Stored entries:
————————

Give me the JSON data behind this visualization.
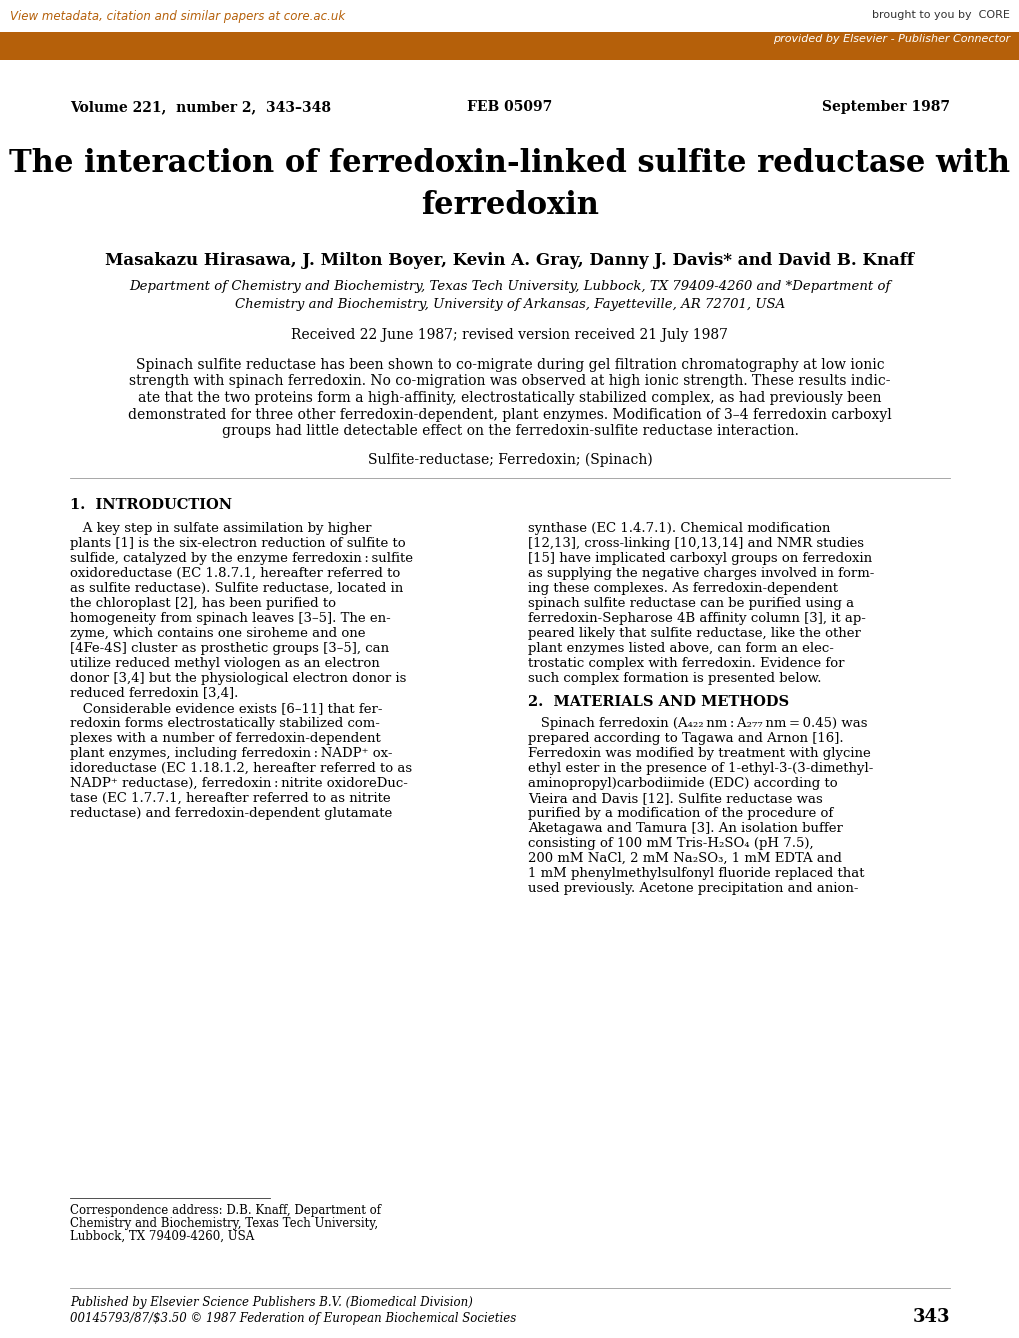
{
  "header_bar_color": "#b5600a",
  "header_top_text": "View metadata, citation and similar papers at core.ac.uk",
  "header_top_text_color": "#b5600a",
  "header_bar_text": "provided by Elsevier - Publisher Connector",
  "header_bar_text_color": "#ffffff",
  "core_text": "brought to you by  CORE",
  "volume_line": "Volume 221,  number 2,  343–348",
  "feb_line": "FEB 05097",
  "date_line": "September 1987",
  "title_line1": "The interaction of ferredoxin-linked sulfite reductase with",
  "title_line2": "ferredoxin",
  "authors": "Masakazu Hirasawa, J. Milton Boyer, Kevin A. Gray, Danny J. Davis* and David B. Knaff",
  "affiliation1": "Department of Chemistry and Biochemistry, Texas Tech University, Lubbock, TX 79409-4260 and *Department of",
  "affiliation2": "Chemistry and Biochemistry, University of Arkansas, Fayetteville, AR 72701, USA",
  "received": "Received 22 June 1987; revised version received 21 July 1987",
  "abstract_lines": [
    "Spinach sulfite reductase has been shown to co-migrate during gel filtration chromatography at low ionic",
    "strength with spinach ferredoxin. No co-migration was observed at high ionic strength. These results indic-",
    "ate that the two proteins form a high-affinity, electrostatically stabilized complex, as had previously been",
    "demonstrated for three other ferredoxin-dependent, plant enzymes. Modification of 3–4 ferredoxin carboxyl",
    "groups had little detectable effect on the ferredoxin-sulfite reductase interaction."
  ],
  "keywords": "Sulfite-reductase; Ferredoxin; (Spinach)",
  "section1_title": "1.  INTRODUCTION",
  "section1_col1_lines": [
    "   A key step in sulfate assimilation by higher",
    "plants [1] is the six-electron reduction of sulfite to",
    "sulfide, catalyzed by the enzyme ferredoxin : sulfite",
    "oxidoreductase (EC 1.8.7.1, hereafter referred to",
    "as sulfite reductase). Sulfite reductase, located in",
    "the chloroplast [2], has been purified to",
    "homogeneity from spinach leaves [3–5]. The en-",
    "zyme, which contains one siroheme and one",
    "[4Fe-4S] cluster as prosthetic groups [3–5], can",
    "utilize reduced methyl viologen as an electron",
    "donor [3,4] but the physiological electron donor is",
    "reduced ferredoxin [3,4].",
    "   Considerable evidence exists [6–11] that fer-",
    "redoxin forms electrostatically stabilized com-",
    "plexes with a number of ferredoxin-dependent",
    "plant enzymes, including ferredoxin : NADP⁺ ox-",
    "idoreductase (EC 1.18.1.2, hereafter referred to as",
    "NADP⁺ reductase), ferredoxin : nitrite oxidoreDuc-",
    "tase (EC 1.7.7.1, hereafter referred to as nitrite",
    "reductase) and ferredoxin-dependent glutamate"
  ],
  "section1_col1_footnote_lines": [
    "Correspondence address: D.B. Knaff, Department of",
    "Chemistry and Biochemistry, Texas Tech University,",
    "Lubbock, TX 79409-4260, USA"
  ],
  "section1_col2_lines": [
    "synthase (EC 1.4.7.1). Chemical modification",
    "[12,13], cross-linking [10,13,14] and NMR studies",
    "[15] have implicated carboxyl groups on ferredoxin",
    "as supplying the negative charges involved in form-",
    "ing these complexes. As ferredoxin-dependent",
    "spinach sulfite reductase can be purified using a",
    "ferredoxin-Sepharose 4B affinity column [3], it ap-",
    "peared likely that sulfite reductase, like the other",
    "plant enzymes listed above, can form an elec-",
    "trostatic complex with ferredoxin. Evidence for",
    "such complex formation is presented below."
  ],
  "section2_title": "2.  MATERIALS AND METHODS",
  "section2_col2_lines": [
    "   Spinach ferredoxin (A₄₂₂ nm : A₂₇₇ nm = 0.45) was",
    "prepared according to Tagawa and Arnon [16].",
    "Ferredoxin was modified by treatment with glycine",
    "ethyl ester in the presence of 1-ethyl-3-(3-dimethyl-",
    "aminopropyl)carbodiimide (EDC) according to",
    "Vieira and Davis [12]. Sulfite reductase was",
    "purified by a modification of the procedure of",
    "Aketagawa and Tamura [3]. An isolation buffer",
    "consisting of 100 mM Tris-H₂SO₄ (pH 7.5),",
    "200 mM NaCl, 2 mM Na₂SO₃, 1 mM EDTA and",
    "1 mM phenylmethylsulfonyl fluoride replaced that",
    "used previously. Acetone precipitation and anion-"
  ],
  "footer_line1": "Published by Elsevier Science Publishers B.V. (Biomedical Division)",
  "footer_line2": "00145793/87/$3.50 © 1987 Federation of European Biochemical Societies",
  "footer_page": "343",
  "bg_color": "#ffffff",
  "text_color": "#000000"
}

————————

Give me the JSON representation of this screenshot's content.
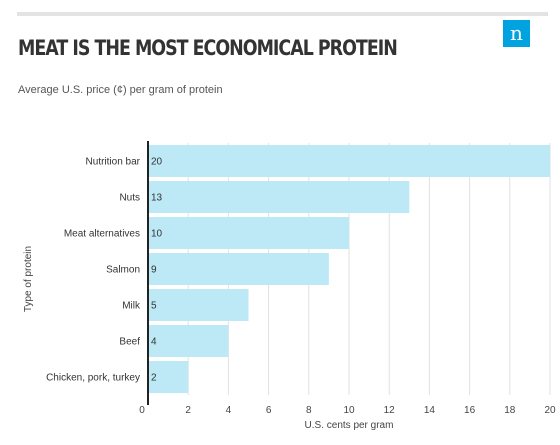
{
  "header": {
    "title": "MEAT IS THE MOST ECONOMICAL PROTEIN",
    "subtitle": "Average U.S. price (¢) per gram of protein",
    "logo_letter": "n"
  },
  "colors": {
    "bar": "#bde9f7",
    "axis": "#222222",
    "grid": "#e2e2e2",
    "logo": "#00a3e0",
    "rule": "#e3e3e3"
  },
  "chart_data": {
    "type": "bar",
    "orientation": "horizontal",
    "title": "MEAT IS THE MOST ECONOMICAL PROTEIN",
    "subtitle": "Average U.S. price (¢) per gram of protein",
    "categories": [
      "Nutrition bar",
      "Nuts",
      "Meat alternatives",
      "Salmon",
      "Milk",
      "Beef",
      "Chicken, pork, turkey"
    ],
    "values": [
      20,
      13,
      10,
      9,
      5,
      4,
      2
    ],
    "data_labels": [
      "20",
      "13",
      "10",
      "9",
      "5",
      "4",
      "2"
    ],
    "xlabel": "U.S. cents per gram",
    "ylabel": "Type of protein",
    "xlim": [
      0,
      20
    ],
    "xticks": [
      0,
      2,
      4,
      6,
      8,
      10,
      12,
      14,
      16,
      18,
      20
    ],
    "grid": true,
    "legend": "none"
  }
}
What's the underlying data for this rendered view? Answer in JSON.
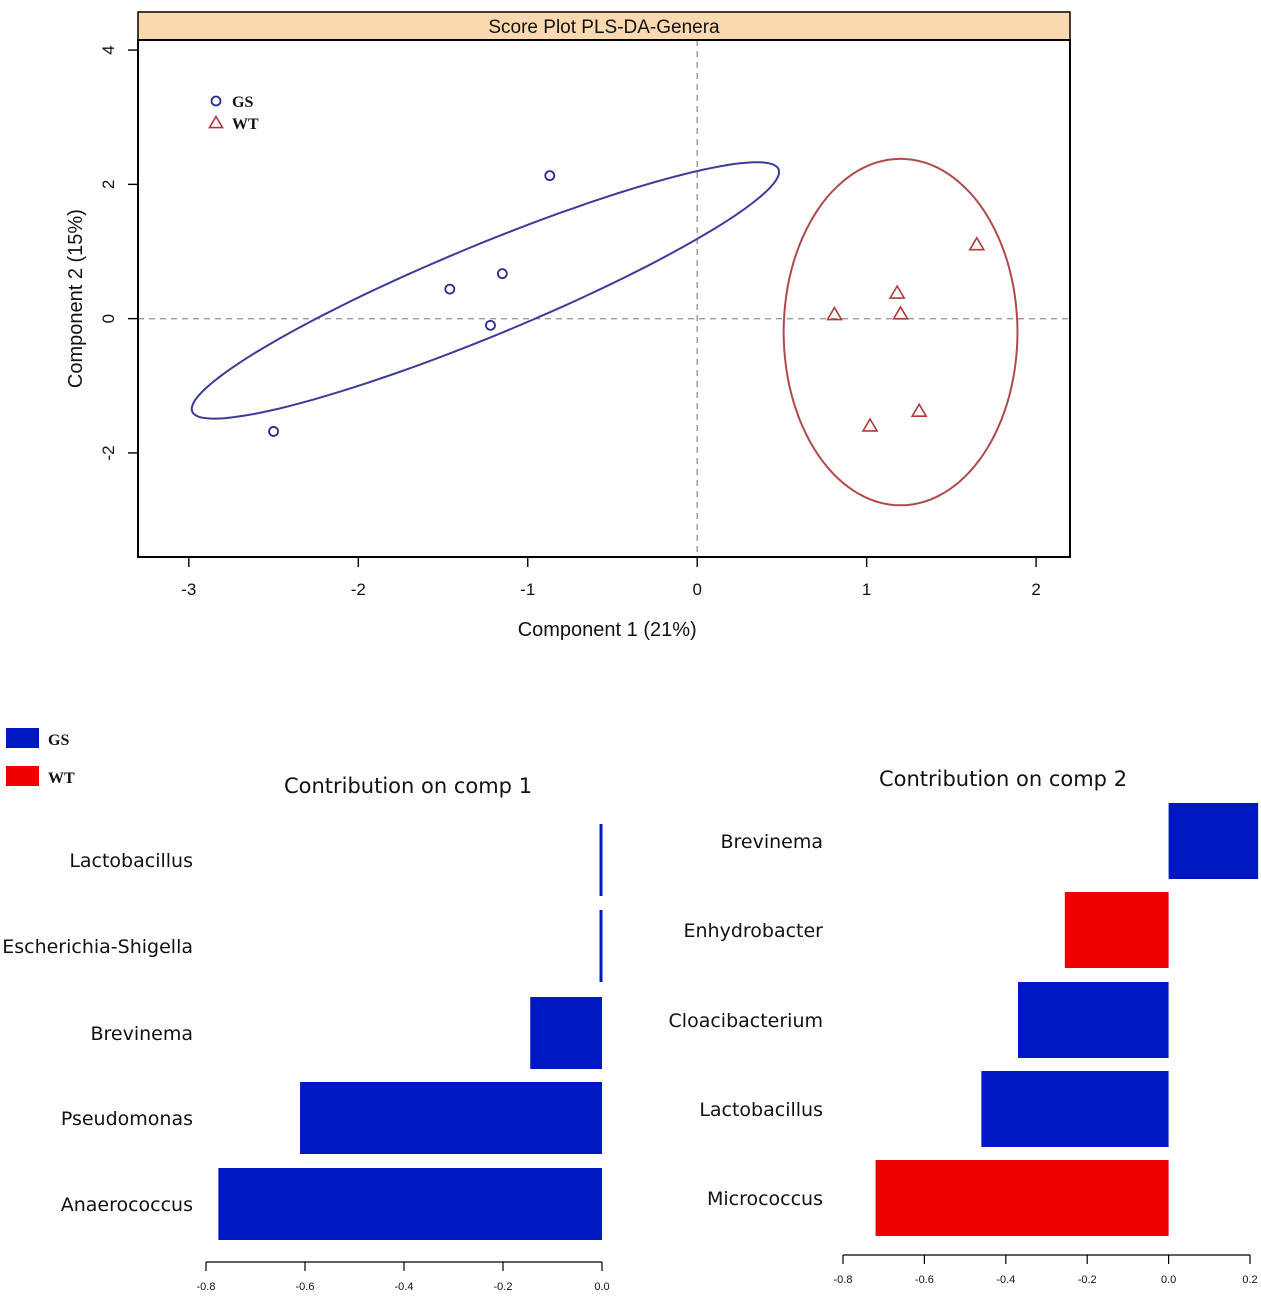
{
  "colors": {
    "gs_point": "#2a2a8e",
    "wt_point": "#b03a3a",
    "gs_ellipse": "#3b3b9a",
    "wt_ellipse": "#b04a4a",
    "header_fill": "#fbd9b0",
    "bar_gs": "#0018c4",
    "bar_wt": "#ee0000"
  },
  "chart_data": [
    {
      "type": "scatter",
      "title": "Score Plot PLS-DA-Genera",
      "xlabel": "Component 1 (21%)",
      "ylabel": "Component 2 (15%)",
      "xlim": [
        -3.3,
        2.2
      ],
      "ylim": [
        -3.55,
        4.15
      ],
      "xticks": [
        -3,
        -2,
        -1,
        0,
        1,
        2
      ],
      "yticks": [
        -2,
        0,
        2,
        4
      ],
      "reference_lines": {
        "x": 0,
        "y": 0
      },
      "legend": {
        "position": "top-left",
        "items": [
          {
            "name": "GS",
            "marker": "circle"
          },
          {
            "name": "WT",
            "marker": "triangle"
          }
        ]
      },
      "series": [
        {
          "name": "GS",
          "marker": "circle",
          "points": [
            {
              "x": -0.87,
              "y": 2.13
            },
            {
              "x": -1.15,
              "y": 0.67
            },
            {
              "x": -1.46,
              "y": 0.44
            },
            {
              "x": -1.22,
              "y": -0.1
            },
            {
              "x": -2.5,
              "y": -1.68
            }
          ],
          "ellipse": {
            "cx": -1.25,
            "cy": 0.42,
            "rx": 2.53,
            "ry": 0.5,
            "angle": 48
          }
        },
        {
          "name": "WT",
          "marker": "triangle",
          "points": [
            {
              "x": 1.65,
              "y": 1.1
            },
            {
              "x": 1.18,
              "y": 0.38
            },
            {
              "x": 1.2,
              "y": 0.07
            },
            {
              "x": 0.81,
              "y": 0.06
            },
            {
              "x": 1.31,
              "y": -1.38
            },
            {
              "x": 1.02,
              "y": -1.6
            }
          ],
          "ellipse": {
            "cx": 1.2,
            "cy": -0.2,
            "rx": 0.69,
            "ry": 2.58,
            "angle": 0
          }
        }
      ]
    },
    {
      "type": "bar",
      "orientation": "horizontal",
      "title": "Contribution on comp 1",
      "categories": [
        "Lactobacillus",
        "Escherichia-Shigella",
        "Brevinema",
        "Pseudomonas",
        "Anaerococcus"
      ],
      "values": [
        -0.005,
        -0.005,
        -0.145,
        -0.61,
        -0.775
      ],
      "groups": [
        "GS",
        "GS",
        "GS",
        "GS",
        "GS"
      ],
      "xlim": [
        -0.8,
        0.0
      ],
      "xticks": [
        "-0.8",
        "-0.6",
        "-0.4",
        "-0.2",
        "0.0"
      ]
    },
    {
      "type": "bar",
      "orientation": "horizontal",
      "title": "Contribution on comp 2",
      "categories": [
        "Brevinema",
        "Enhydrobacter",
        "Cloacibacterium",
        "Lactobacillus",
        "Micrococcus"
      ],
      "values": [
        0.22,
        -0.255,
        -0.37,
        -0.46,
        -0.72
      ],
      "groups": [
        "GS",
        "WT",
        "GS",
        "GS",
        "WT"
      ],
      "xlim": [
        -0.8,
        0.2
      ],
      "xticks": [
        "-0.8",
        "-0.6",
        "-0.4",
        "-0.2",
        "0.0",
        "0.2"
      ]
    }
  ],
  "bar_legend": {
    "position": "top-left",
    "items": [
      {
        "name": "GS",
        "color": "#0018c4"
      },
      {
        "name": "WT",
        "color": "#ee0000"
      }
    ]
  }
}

————————

● Exercise
Scan the records above for the word "referred". Copy each line that has it.

● Result of this exercise
    "oxidoreductase (EC 1.8.7.1, hereafter referred to",
    "idoreductase (EC 1.18.1.2, hereafter referred to as",
    "tase (EC 1.7.7.1, hereafter referred to as nitrite",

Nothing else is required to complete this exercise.